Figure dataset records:
--------

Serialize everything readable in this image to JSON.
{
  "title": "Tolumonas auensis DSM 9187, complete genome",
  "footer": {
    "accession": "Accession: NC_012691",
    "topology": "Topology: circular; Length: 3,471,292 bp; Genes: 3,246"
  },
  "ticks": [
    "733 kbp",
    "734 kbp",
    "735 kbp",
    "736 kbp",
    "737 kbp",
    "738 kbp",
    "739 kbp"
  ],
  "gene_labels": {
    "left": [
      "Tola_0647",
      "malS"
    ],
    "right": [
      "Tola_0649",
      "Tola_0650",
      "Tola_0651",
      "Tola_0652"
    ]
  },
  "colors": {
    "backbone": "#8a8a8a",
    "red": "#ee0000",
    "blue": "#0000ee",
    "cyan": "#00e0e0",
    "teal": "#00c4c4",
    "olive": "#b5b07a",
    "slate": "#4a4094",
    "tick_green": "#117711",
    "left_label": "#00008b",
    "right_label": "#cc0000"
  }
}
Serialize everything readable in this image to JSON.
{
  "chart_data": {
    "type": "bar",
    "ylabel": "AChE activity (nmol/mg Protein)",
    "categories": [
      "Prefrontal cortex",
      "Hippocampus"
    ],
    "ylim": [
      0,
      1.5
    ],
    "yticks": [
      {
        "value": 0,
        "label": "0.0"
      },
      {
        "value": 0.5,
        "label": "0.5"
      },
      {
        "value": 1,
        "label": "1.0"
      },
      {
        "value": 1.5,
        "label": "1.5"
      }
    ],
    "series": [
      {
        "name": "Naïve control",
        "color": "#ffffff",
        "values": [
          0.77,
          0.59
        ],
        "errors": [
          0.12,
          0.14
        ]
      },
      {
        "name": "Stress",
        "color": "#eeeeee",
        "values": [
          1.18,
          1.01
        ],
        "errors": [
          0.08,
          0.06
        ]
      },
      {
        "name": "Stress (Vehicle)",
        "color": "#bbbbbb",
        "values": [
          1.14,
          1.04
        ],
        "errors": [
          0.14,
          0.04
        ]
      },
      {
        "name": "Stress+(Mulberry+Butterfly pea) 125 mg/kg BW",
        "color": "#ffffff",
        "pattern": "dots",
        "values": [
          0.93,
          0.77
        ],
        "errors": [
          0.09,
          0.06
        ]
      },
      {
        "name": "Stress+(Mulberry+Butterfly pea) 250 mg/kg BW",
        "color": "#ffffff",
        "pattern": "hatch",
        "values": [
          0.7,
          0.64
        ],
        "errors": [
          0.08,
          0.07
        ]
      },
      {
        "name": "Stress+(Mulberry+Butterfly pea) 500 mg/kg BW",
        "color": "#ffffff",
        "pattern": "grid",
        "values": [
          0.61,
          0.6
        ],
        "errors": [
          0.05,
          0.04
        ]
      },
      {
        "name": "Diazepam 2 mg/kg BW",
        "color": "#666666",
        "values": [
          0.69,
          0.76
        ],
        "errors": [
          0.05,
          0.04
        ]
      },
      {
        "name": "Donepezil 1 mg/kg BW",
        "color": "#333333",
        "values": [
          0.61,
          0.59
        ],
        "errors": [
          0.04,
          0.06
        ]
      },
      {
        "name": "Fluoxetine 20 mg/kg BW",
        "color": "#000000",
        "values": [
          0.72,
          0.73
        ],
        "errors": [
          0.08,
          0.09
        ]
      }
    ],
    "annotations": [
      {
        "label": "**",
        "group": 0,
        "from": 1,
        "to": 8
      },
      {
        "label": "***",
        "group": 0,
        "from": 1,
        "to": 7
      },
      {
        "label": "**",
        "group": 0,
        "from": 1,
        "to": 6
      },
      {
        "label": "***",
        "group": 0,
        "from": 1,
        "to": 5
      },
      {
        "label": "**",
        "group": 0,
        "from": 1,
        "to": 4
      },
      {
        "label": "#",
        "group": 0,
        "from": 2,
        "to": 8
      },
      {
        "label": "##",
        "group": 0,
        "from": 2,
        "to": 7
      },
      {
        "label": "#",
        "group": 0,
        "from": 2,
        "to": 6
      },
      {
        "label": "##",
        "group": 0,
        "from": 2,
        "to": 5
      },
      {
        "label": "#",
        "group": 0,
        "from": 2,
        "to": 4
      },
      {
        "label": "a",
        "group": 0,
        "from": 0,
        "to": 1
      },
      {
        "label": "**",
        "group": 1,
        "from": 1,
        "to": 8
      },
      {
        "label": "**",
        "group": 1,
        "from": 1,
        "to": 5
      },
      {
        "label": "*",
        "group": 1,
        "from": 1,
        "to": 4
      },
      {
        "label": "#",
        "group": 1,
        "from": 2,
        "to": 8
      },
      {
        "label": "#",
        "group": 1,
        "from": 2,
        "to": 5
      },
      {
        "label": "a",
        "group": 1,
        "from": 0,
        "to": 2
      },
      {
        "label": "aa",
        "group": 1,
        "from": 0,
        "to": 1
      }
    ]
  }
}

--------

## EXERCISE PROMPT
The response must consist of all the data, reproduced without alteration.

## EXPECTED OUTPUT
Serialize everything readable in this image to JSON.
{
  "title": "Tolumonas auensis DSM 9187, complete genome",
  "footer": {
    "accession": "Accession: NC_012691",
    "topology": "Topology: circular; Length: 3,471,292 bp; Genes: 3,246"
  },
  "ticks": [
    "733 kbp",
    "734 kbp",
    "735 kbp",
    "736 kbp",
    "737 kbp",
    "738 kbp",
    "739 kbp"
  ],
  "gene_labels": {
    "left": [
      "Tola_0647",
      "malS"
    ],
    "right": [
      "Tola_0649",
      "Tola_0650",
      "Tola_0651",
      "Tola_0652"
    ]
  },
  "colors": {
    "backbone": "#8a8a8a",
    "red": "#ee0000",
    "blue": "#0000ee",
    "cyan": "#00e0e0",
    "teal": "#00c4c4",
    "olive": "#b5b07a",
    "slate": "#4a4094",
    "tick_green": "#117711",
    "left_label": "#00008b",
    "right_label": "#cc0000"
  }
}
Serialize everything readable in this image to JSON.
{
  "chart_data": {
    "type": "bar",
    "ylabel": "AChE activity (nmol/mg Protein)",
    "categories": [
      "Prefrontal cortex",
      "Hippocampus"
    ],
    "ylim": [
      0,
      1.5
    ],
    "yticks": [
      {
        "value": 0,
        "label": "0.0"
      },
      {
        "value": 0.5,
        "label": "0.5"
      },
      {
        "value": 1,
        "label": "1.0"
      },
      {
        "value": 1.5,
        "label": "1.5"
      }
    ],
    "series": [
      {
        "name": "Naïve control",
        "color": "#ffffff",
        "values": [
          0.77,
          0.59
        ],
        "errors": [
          0.12,
          0.14
        ]
      },
      {
        "name": "Stress",
        "color": "#eeeeee",
        "values": [
          1.18,
          1.01
        ],
        "errors": [
          0.08,
          0.06
        ]
      },
      {
        "name": "Stress (Vehicle)",
        "color": "#bbbbbb",
        "values": [
          1.14,
          1.04
        ],
        "errors": [
          0.14,
          0.04
        ]
      },
      {
        "name": "Stress+(Mulberry+Butterfly pea) 125 mg/kg BW",
        "color": "#ffffff",
        "pattern": "dots",
        "values": [
          0.93,
          0.77
        ],
        "errors": [
          0.09,
          0.06
        ]
      },
      {
        "name": "Stress+(Mulberry+Butterfly pea) 250 mg/kg BW",
        "color": "#ffffff",
        "pattern": "hatch",
        "values": [
          0.7,
          0.64
        ],
        "errors": [
          0.08,
          0.07
        ]
      },
      {
        "name": "Stress+(Mulberry+Butterfly pea) 500 mg/kg BW",
        "color": "#ffffff",
        "pattern": "grid",
        "values": [
          0.61,
          0.6
        ],
        "errors": [
          0.05,
          0.04
        ]
      },
      {
        "name": "Diazepam 2 mg/kg BW",
        "color": "#666666",
        "values": [
          0.69,
          0.76
        ],
        "errors": [
          0.05,
          0.04
        ]
      },
      {
        "name": "Donepezil 1 mg/kg BW",
        "color": "#333333",
        "values": [
          0.61,
          0.59
        ],
        "errors": [
          0.04,
          0.06
        ]
      },
      {
        "name": "Fluoxetine 20 mg/kg BW",
        "color": "#000000",
        "values": [
          0.72,
          0.73
        ],
        "errors": [
          0.08,
          0.09
        ]
      }
    ],
    "annotations": [
      {
        "label": "**",
        "group": 0,
        "from": 1,
        "to": 8
      },
      {
        "label": "***",
        "group": 0,
        "from": 1,
        "to": 7
      },
      {
        "label": "**",
        "group": 0,
        "from": 1,
        "to": 6
      },
      {
        "label": "***",
        "group": 0,
        "from": 1,
        "to": 5
      },
      {
        "label": "**",
        "group": 0,
        "from": 1,
        "to": 4
      },
      {
        "label": "#",
        "group": 0,
        "from": 2,
        "to": 8
      },
      {
        "label": "##",
        "group": 0,
        "from": 2,
        "to": 7
      },
      {
        "label": "#",
        "group": 0,
        "from": 2,
        "to": 6
      },
      {
        "label": "##",
        "group": 0,
        "from": 2,
        "to": 5
      },
      {
        "label": "#",
        "group": 0,
        "from": 2,
        "to": 4
      },
      {
        "label": "a",
        "group": 0,
        "from": 0,
        "to": 1
      },
      {
        "label": "**",
        "group": 1,
        "from": 1,
        "to": 8
      },
      {
        "label": "**",
        "group": 1,
        "from": 1,
        "to": 5
      },
      {
        "label": "*",
        "group": 1,
        "from": 1,
        "to": 4
      },
      {
        "label": "#",
        "group": 1,
        "from": 2,
        "to": 8
      },
      {
        "label": "#",
        "group": 1,
        "from": 2,
        "to": 5
      },
      {
        "label": "a",
        "group": 1,
        "from": 0,
        "to": 2
      },
      {
        "label": "aa",
        "group": 1,
        "from": 0,
        "to": 1
      }
    ]
  }
}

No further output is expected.